__PROVIDED RECORDS__:
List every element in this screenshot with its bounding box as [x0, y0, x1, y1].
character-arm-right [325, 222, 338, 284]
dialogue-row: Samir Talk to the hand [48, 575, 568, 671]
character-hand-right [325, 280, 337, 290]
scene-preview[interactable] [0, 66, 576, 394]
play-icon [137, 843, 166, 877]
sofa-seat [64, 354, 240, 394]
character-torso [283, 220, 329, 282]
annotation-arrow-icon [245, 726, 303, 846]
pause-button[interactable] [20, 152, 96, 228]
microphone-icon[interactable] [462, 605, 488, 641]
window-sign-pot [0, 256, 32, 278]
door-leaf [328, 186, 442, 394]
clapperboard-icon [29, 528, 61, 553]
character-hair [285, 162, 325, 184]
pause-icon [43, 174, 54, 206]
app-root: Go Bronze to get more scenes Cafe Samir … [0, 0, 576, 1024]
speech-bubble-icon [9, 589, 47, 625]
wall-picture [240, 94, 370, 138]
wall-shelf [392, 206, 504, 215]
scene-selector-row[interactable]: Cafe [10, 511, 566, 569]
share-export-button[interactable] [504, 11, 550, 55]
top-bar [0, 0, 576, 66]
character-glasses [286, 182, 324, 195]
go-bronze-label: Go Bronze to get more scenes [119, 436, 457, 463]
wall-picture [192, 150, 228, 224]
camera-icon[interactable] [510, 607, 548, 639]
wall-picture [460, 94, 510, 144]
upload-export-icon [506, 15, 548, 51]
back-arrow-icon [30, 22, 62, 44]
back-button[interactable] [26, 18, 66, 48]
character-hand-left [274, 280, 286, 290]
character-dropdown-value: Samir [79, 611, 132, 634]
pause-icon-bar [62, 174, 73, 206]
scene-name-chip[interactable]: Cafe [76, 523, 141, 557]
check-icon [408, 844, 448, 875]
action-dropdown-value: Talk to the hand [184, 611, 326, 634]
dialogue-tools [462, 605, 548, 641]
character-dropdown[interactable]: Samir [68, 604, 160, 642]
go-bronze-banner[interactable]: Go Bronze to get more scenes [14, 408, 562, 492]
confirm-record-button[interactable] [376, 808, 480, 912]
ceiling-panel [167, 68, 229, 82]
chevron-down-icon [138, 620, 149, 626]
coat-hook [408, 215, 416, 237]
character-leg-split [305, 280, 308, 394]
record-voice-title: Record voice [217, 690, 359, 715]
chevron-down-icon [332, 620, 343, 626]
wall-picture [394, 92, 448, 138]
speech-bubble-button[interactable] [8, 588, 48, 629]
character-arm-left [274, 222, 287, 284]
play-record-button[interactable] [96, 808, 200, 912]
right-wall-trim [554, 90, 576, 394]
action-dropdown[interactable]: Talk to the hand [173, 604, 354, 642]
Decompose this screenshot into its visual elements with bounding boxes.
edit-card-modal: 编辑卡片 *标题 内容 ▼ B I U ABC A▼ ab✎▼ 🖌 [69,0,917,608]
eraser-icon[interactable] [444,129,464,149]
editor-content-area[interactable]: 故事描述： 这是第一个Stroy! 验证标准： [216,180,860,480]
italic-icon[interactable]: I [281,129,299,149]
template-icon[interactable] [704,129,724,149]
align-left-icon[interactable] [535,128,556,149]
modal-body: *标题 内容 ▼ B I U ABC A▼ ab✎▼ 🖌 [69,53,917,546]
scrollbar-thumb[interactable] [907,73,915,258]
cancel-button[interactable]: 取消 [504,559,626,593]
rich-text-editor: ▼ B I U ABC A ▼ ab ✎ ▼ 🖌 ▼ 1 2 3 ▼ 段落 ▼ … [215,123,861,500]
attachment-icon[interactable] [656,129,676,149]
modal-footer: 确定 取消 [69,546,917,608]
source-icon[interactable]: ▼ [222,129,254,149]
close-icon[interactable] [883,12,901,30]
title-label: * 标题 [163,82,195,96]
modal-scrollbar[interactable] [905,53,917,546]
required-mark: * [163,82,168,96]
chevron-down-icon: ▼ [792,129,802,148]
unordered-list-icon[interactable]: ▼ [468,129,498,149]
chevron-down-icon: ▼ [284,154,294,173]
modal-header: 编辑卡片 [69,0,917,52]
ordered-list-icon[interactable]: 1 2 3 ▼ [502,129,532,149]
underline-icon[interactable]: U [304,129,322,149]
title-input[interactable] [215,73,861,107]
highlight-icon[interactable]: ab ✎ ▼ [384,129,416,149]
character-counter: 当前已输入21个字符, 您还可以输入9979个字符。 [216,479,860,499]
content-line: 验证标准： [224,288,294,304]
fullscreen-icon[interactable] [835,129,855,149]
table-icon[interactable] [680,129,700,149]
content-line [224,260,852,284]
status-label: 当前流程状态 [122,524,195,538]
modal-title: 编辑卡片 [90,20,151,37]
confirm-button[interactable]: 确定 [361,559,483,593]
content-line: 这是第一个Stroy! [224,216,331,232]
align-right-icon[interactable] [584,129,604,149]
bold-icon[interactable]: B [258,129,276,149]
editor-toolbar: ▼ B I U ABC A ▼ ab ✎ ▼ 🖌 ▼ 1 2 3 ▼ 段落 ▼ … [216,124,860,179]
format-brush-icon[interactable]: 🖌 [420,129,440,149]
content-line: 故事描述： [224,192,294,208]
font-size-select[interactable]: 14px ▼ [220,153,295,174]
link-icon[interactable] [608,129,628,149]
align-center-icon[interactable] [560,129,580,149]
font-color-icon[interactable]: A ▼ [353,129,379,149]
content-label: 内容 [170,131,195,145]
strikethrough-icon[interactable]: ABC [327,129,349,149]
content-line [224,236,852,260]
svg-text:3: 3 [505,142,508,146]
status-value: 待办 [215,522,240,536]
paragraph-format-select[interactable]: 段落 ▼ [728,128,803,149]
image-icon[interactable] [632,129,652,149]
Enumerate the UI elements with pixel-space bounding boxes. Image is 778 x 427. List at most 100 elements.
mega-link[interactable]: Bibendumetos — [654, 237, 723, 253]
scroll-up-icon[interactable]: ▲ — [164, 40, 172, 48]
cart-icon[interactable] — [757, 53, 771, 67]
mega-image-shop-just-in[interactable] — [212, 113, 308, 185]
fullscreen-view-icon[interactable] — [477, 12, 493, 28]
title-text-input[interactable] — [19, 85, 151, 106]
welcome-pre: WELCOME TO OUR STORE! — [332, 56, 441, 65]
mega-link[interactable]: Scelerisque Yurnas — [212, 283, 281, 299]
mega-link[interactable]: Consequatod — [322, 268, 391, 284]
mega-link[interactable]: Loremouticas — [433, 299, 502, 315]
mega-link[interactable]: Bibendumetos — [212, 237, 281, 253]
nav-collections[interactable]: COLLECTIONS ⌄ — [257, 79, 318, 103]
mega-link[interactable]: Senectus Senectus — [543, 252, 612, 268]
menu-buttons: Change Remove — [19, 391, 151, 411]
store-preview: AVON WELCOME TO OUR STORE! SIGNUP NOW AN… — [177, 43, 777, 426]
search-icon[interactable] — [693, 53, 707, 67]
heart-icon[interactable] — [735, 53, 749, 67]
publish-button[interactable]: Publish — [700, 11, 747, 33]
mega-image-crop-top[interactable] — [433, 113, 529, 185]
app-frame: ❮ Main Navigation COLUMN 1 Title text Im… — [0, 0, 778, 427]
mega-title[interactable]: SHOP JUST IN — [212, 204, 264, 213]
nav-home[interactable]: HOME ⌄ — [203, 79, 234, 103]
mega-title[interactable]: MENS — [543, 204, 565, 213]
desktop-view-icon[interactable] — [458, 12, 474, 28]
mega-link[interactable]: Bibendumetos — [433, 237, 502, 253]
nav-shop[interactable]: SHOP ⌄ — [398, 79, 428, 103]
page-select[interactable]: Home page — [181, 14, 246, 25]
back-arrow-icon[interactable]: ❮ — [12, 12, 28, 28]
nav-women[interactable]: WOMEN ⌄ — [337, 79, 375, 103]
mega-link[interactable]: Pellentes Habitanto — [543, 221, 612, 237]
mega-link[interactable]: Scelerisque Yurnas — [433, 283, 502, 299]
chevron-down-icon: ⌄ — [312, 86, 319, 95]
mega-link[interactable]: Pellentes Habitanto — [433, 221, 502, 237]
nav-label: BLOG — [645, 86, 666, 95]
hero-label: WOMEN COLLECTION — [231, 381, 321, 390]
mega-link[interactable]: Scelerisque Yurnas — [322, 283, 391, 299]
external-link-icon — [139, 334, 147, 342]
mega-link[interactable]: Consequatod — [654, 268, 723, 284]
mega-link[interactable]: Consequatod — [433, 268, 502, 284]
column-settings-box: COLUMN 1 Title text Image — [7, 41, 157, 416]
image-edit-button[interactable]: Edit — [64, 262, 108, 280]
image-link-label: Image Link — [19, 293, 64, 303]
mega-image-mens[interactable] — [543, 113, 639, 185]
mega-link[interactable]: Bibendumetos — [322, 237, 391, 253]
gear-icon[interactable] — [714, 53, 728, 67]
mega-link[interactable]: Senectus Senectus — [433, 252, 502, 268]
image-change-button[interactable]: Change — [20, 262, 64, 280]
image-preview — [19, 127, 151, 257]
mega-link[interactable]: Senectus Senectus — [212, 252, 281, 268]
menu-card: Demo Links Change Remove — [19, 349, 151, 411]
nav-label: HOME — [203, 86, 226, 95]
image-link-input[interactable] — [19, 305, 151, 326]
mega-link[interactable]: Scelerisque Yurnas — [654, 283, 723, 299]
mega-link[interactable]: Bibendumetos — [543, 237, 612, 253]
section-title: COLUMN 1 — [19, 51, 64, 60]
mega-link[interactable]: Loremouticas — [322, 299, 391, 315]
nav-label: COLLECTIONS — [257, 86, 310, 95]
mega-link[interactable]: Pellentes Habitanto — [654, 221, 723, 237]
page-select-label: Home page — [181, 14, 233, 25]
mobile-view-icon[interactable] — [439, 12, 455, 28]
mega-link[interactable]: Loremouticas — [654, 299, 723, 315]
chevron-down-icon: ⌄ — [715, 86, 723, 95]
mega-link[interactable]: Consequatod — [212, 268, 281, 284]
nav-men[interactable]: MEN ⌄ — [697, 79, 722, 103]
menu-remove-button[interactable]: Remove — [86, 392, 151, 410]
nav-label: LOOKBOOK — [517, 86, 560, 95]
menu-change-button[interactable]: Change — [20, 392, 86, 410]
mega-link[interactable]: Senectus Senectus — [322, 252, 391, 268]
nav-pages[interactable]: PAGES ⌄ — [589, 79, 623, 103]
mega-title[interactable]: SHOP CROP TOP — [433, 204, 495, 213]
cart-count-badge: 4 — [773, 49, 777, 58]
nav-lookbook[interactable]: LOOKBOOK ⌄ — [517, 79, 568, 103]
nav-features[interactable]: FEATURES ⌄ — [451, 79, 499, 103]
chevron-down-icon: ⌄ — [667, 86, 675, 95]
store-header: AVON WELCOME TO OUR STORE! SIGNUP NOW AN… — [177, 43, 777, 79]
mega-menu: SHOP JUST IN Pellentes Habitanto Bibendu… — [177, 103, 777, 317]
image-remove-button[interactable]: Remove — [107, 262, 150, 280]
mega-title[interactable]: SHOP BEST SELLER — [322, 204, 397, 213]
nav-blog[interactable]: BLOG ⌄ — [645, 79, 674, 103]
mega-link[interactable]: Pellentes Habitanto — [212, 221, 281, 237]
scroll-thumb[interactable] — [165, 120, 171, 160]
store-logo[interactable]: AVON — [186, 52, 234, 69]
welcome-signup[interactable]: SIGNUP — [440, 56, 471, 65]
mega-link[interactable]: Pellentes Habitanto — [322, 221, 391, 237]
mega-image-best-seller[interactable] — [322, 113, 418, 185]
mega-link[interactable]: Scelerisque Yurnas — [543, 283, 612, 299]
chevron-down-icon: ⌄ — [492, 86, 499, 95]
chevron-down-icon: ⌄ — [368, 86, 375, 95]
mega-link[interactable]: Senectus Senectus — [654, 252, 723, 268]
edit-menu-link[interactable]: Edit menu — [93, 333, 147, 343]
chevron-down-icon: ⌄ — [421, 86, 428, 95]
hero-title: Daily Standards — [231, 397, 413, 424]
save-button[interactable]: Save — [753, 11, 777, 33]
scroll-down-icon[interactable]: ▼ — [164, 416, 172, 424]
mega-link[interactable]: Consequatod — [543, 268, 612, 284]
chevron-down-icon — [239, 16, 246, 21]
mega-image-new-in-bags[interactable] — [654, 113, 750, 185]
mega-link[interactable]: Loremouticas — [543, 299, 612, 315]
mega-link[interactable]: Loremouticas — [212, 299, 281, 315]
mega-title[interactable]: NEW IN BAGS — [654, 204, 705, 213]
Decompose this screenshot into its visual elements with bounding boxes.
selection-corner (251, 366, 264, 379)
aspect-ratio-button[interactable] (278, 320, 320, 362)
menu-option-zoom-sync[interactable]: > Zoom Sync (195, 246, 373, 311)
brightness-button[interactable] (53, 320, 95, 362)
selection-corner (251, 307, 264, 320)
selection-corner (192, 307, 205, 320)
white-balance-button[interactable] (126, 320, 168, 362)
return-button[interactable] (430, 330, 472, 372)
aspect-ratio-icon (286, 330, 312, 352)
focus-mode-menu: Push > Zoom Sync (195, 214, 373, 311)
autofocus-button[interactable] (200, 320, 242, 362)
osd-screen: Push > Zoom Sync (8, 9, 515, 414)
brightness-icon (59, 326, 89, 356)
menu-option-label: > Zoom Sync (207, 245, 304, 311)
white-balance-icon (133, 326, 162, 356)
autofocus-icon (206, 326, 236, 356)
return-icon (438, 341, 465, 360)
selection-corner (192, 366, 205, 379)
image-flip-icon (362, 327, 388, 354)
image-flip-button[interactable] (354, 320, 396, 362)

__WHAT IS EXPECTED__: Format the data as a Markdown table with the columns "No." and "Line," giving each line a row number. Begin at the first line of the data, stop after the line containing "action-dropdown[interactable]: Talk to", and leave out any blank lines.

__SOLUTION FOR THIS EXERCISE__:
| No. | Line |
|---|---|
| 1 | List every element in this screenshot with its bounding box as [x0, y0, x1, y1]. |
| 2 | character-arm-right [325, 222, 338, 284] |
| 3 | dialogue-row: Samir Talk to the hand [48, 575, 568, 671] |
| 4 | character-hand-right [325, 280, 337, 290] |
| 5 | scene-preview[interactable] [0, 66, 576, 394] |
| 6 | play-icon [137, 843, 166, 877] |
| 7 | sofa-seat [64, 354, 240, 394] |
| 8 | character-torso [283, 220, 329, 282] |
| 9 | annotation-arrow-icon [245, 726, 303, 846] |
| 10 | pause-button[interactable] [20, 152, 96, 228] |
| 11 | microphone-icon[interactable] [462, 605, 488, 641] |
| 12 | window-sign-pot [0, 256, 32, 278] |
| 13 | door-leaf [328, 186, 442, 394] |
| 14 | clapperboard-icon [29, 528, 61, 553] |
| 15 | character-hair [285, 162, 325, 184] |
| 16 | pause-icon [43, 174, 54, 206] |
| 17 | app-root: Go Bronze to get more scenes Cafe Samir … [0, 0, 576, 1024] |
| 18 | speech-bubble-icon [9, 589, 47, 625] |
| 19 | wall-picture [240, 94, 370, 138] |
| 20 | wall-shelf [392, 206, 504, 215] |
| 21 | scene-selector-row[interactable]: Cafe [10, 511, 566, 569] |
| 22 | share-export-button[interactable] [504, 11, 550, 55] |
| 23 | top-bar [0, 0, 576, 66] |
| 24 | character-glasses [286, 182, 324, 195] |
| 25 | go-bronze-label: Go Bronze to get more scenes [119, 436, 457, 463] |
| 26 | wall-picture [192, 150, 228, 224] |
| 27 | camera-icon[interactable] [510, 607, 548, 639] |
| 28 | wall-picture [460, 94, 510, 144] |
| 29 | upload-export-icon [506, 15, 548, 51] |
| 30 | back-arrow-icon [30, 22, 62, 44] |
| 31 | back-button[interactable] [26, 18, 66, 48] |
| 32 | character-hand-left [274, 280, 286, 290] |
| 33 | character-dropdown-value: Samir [79, 611, 132, 634] |
| 34 | pause-icon-bar [62, 174, 73, 206] |
| 35 | scene-name-chip[interactable]: Cafe [76, 523, 141, 557] |
| 36 | check-icon [408, 844, 448, 875] |
| 37 | action-dropdown-value: Talk to the hand [184, 611, 326, 634] |
| 38 | dialogue-tools [462, 605, 548, 641] |
| 39 | character-dropdown[interactable]: Samir [68, 604, 160, 642] |
| 40 | go-bronze-banner[interactable]: Go Bronze to get more scenes [14, 408, 562, 492] |
| 41 | confirm-record-button[interactable] [376, 808, 480, 912] |
| 42 | ceiling-panel [167, 68, 229, 82] |
| 43 | chevron-down-icon [138, 620, 149, 626] |
| 44 | coat-hook [408, 215, 416, 237] |
| 45 | character-leg-split [305, 280, 308, 394] |
| 46 | record-voice-title: Record voice [217, 690, 359, 715] |
| 47 | chevron-down-icon [332, 620, 343, 626] |
| 48 | wall-picture [394, 92, 448, 138] |
| 49 | speech-bubble-button[interactable] [8, 588, 48, 629] |
| 50 | character-arm-left [274, 222, 287, 284] |
| 51 | play-record-button[interactable] [96, 808, 200, 912] |
| 52 | right-wall-trim [554, 90, 576, 394] |
| 53 | action-dropdown[interactable]: Talk to the hand [173, 604, 354, 642] |